The exercise - Below are some records; retype all of them exactly.

Saved entries
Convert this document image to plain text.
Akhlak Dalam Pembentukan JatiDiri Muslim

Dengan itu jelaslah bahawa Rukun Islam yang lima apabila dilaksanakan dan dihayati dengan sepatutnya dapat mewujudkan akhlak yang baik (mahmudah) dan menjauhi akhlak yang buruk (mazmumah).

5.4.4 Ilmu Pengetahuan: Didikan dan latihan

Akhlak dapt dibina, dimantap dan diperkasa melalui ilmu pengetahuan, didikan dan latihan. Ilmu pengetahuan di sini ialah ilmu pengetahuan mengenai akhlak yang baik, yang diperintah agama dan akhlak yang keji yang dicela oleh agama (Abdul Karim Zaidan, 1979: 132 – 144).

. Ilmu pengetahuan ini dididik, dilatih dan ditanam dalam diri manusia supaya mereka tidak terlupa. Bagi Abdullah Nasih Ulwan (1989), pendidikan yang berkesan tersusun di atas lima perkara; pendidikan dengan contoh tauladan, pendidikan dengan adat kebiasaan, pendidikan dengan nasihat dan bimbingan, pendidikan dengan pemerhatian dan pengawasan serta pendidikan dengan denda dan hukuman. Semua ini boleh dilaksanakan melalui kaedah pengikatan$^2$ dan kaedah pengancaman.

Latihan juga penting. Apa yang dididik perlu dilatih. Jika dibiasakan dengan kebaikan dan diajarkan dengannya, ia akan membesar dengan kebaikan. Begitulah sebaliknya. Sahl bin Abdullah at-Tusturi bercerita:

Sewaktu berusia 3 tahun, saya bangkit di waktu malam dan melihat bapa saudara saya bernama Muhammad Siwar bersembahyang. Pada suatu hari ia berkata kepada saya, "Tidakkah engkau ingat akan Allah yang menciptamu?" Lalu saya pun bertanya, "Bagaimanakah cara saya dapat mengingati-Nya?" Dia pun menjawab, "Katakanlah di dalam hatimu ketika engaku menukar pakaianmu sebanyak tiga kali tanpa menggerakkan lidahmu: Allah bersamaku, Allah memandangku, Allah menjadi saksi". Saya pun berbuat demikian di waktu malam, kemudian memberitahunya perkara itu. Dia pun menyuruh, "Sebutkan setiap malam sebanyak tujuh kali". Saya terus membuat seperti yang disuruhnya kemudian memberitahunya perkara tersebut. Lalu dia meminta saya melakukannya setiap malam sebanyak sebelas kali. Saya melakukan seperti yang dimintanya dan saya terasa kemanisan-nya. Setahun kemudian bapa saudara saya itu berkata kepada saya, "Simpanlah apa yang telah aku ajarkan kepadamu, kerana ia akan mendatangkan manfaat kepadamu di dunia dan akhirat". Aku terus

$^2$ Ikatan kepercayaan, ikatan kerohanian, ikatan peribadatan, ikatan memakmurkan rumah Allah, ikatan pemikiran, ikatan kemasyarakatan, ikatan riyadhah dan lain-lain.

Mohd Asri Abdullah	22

Final result -
Convert this document image to plain text.
Akhlak Dalam Pembentukan JatiDiri Muslim

Dengan itu jelaslah bahawa Rukun Islam yang lima apabila dilaksanakan dan dihayati dengan sepatutnya dapat mewujudkan akhlak yang baik (mahmudah) dan menjauhi akhlak yang buruk (mazmumah).

5.4.4 Ilmu Pengetahuan: Didikan dan latihan

Akhlak dapt dibina, dimantap dan diperkasa melalui ilmu pengetahuan, didikan dan latihan. Ilmu pengetahuan di sini ialah ilmu pengetahuan mengenai akhlak yang baik, yang diperintah agama dan akhlak yang keji yang dicela oleh agama (Abdul Karim Zaidan, 1979: 132 – 144).

. Ilmu pengetahuan ini dididik, dilatih dan ditanam dalam diri manusia supaya mereka tidak terlupa. Bagi Abdullah Nasih Ulwan (1989), pendidikan yang berkesan tersusun di atas lima perkara; pendidikan dengan contoh tauladan, pendidikan dengan adat kebiasaan, pendidikan dengan nasihat dan bimbingan, pendidikan dengan pemerhatian dan pengawasan serta pendidikan dengan denda dan hukuman. Semua ini boleh dilaksanakan melalui kaedah pengikatan$^2$ dan kaedah pengancaman.

Latihan juga penting. Apa yang dididik perlu dilatih. Jika dibiasakan dengan kebaikan dan diajarkan dengannya, ia akan membesar dengan kebaikan. Begitulah sebaliknya. Sahl bin Abdullah at-Tusturi bercerita:

Sewaktu berusia 3 tahun, saya bangkit di waktu malam dan melihat bapa saudara saya bernama Muhammad Siwar bersembahyang. Pada suatu hari ia berkata kepada saya, "Tidakkah engkau ingat akan Allah yang menciptamu?" Lalu saya pun bertanya, "Bagaimanakah cara saya dapat mengingati-Nya?" Dia pun menjawab, "Katakanlah di dalam hatimu ketika engaku menukar pakaianmu sebanyak tiga kali tanpa menggerakkan lidahmu: Allah bersamaku, Allah memandangku, Allah menjadi saksi". Saya pun berbuat demikian di waktu malam, kemudian memberitahunya perkara itu. Dia pun menyuruh, "Sebutkan setiap malam sebanyak tujuh kali". Saya terus membuat seperti yang disuruhnya kemudian memberitahunya perkara tersebut. Lalu dia meminta saya melakukannya setiap malam sebanyak sebelas kali. Saya melakukan seperti yang dimintanya dan saya terasa kemanisan-nya. Setahun kemudian bapa saudara saya itu berkata kepada saya, "Simpanlah apa yang telah aku ajarkan kepadamu, kerana ia akan mendatangkan manfaat kepadamu di dunia dan akhirat". Aku terus

$^2$ Ikatan kepercayaan, ikatan kerohanian, ikatan peribadatan, ikatan memakmurkan rumah Allah, ikatan pemikiran, ikatan kemasyarakatan, ikatan riyadhah dan lain-lain.

Mohd Asri Abdullah	22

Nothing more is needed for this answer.